- **REQUIREMENTS**
Show all lines from the data that include the word "name".

- **RECORDS FOR THE EXERCISE**
[START]

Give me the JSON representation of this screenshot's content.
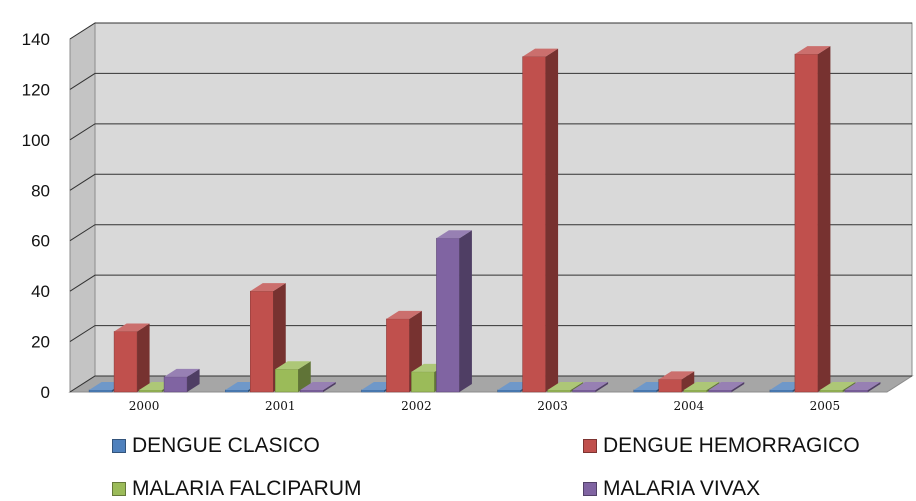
{
  "chart_data": {
    "type": "bar",
    "categories": [
      "2000",
      "2001",
      "2002",
      "2003",
      "2004",
      "2005"
    ],
    "series": [
      {
        "name": "DENGUE CLASICO",
        "color": "#4f81bd",
        "values": [
          0,
          0,
          0,
          0,
          0,
          0
        ]
      },
      {
        "name": "DENGUE HEMORRAGICO",
        "color": "#c0504d",
        "values": [
          24,
          40,
          29,
          133,
          5,
          134
        ]
      },
      {
        "name": "MALARIA FALCIPARUM",
        "color": "#9bbb59",
        "values": [
          0,
          9,
          8,
          0,
          0,
          0
        ]
      },
      {
        "name": "MALARIA VIVAX",
        "color": "#8064a2",
        "values": [
          6,
          0,
          61,
          0,
          0,
          0
        ]
      }
    ],
    "title": "",
    "xlabel": "",
    "ylabel": "",
    "ylim": [
      0,
      140
    ],
    "yticks": [
      "0",
      "20",
      "40",
      "60",
      "80",
      "100",
      "120",
      "140"
    ],
    "grid": true,
    "legend_position": "bottom",
    "style": "3d-clustered-column"
  }
}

[END]

- **COMPLETED EXERCISE**
        "name": "DENGUE CLASICO",
        "name": "DENGUE HEMORRAGICO",
        "name": "MALARIA FALCIPARUM",
        "name": "MALARIA VIVAX",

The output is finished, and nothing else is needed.